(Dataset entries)

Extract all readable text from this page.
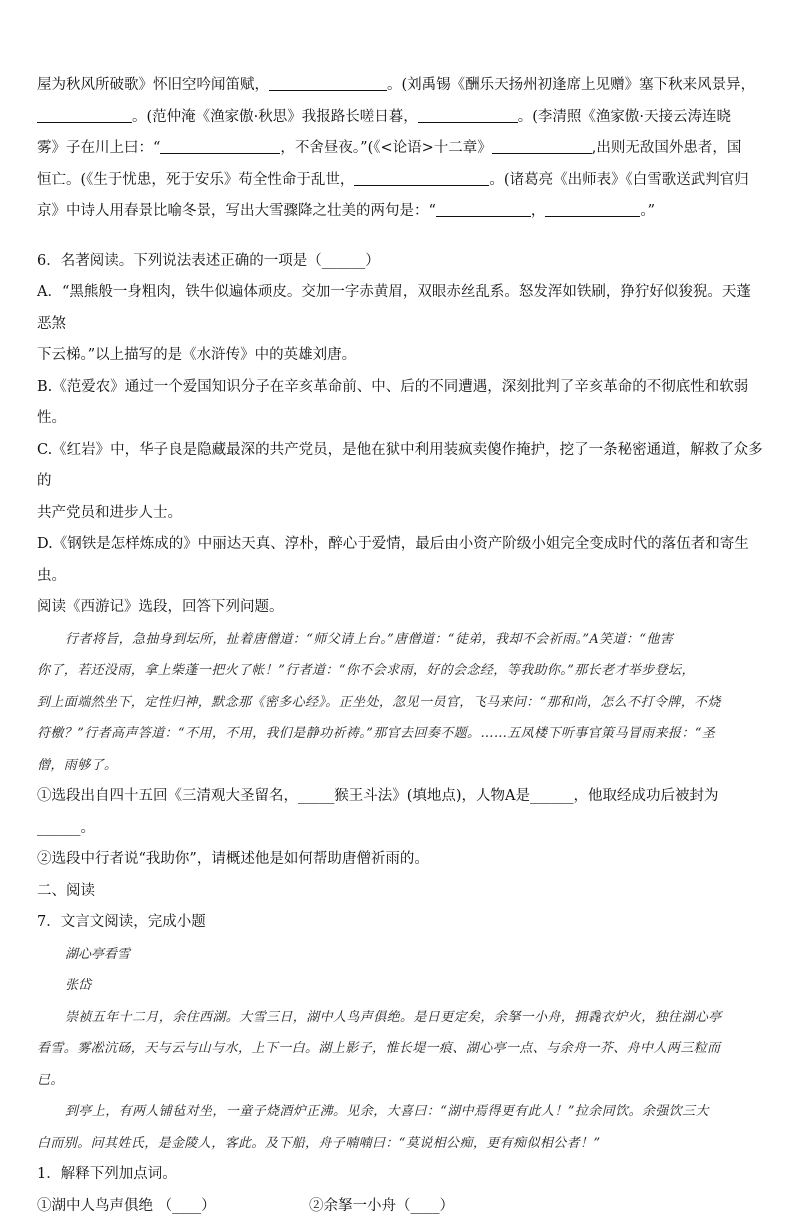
屋为秋风所破歌》怀旧空吟闻笛赋，	。(刘禹锡《酬乐天扬州初逢席上见赠》塞下秋来风景异，

。(范仲淹《渔家傲·秋思》我报路长嗟日暮，	。(李清照《渔家傲·天接云涛连晓

雾》子在川上曰：“	，不舍昼夜。”(《<论语>十二章》	,出则无敌国外患者，国

恒亡。(《生于忧患，死于安乐》苟全性命于乱世，	。(诸葛亮《出师表》《白雪歌送武判官归

京》中诗人用春景比喻冬景，写出大雪骤降之壮美的两句是：“	，	。”

6．名著阅读。下列说法表述正确的一项是（______）

A．“黑熊般一身粗肉，铁牛似遍体顽皮。交加一字赤黄眉，双眼赤丝乱系。怒发浑如铁刷，狰狞好似狻猊。天蓬恶煞

下云梯。”以上描写的是《水浒传》中的英雄刘唐。

B.《范爱农》通过一个爱国知识分子在辛亥革命前、中、后的不同遭遇，深刻批判了辛亥革命的不彻底性和软弱性。

C.《红岩》中，华子良是隐藏最深的共产党员，是他在狱中利用装疯卖傻作掩护，挖了一条秘密通道，解救了众多的

共产党员和进步人士。

D.《钢铁是怎样炼成的》中丽达天真、淳朴，醉心于爱情，最后由小资产阶级小姐完全变成时代的落伍者和寄生虫。

阅读《西游记》选段，回答下列问题。

行者将旨，急抽身到坛所，扯着唐僧道：“师父请上台。”唐僧道：“徒弟，我却不会祈雨。”A笑道：“他害

你了，若还没雨，拿上柴蓬一把火了帐！”行者道：“你不会求雨，好的会念经，等我助你。”那长老才举步登坛，

到上面端然坐下，定性归神，默念那《密多心经》。正坐处，忽见一员官，飞马来问：“那和尚，怎么不打令牌，不烧

符檄？”行者高声答道：“不用，不用，我们是静功祈祷。”那官去回奏不题。……五凤楼下听事官策马冒雨来报：“圣

僧，雨够了。

①选段出自四十五回《三清观大圣留名，_____猴王斗法》(填地点)，人物A是______，他取经成功后被封为______。

②选段中行者说“我助你”，请概述他是如何帮助唐僧祈雨的。

二、阅读

7．文言文阅读，完成小题

湖心亭看雪

张岱

崇祯五年十二月，余住西湖。大雪三日，湖中人鸟声俱绝。是日更定矣，余拏一小舟，拥毳衣炉火，独往湖心亭

看雪。雾凇沆砀，天与云与山与水，上下一白。湖上影子，惟长堤一痕、湖心亭一点、与余舟一芥、舟中人两三粒而

已。

到亭上，有两人铺毡对坐，一童子烧酒炉正沸。见余，大喜曰：“湖中焉得更有此人！”拉余同饮。余强饮三大

白而别。问其姓氏，是金陵人，客此。及下船，舟子喃喃曰：“莫说相公痴，更有痴似相公者！”

1．解释下列加点词。

①湖中人鸟声俱绝 （____）	②余拏一小舟（____）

# AIM
Nothing in the entries above should change when they are printed again, except that the pictures are dropped.

# THE RESPONSE
Extract all readable text from this page.
屋为秋风所破歌》怀旧空吟闻笛赋，	。(刘禹锡《酬乐天扬州初逢席上见赠》塞下秋来风景异，

。(范仲淹《渔家傲·秋思》我报路长嗟日暮，	。(李清照《渔家傲·天接云涛连晓

雾》子在川上曰：“	，不舍昼夜。”(《<论语>十二章》	,出则无敌国外患者，国

恒亡。(《生于忧患，死于安乐》苟全性命于乱世，	。(诸葛亮《出师表》《白雪歌送武判官归

京》中诗人用春景比喻冬景，写出大雪骤降之壮美的两句是：“	，	。”

6．名著阅读。下列说法表述正确的一项是（______）

A．“黑熊般一身粗肉，铁牛似遍体顽皮。交加一字赤黄眉，双眼赤丝乱系。怒发浑如铁刷，狰狞好似狻猊。天蓬恶煞

下云梯。”以上描写的是《水浒传》中的英雄刘唐。

B.《范爱农》通过一个爱国知识分子在辛亥革命前、中、后的不同遭遇，深刻批判了辛亥革命的不彻底性和软弱性。

C.《红岩》中，华子良是隐藏最深的共产党员，是他在狱中利用装疯卖傻作掩护，挖了一条秘密通道，解救了众多的

共产党员和进步人士。

D.《钢铁是怎样炼成的》中丽达天真、淳朴，醉心于爱情，最后由小资产阶级小姐完全变成时代的落伍者和寄生虫。

阅读《西游记》选段，回答下列问题。

行者将旨，急抽身到坛所，扯着唐僧道：“师父请上台。”唐僧道：“徒弟，我却不会祈雨。”A笑道：“他害

你了，若还没雨，拿上柴蓬一把火了帐！”行者道：“你不会求雨，好的会念经，等我助你。”那长老才举步登坛，

到上面端然坐下，定性归神，默念那《密多心经》。正坐处，忽见一员官，飞马来问：“那和尚，怎么不打令牌，不烧

符檄？”行者高声答道：“不用，不用，我们是静功祈祷。”那官去回奏不题。……五凤楼下听事官策马冒雨来报：“圣

僧，雨够了。

①选段出自四十五回《三清观大圣留名，_____猴王斗法》(填地点)，人物A是______，他取经成功后被封为______。

②选段中行者说“我助你”，请概述他是如何帮助唐僧祈雨的。

二、阅读

7．文言文阅读，完成小题

湖心亭看雪

张岱

崇祯五年十二月，余住西湖。大雪三日，湖中人鸟声俱绝。是日更定矣，余拏一小舟，拥毳衣炉火，独往湖心亭

看雪。雾凇沆砀，天与云与山与水，上下一白。湖上影子，惟长堤一痕、湖心亭一点、与余舟一芥、舟中人两三粒而

已。

到亭上，有两人铺毡对坐，一童子烧酒炉正沸。见余，大喜曰：“湖中焉得更有此人！”拉余同饮。余强饮三大

白而别。问其姓氏，是金陵人，客此。及下船，舟子喃喃曰：“莫说相公痴，更有痴似相公者！”

1．解释下列加点词。

①湖中人鸟声俱绝 （____）	②余拏一小舟（____）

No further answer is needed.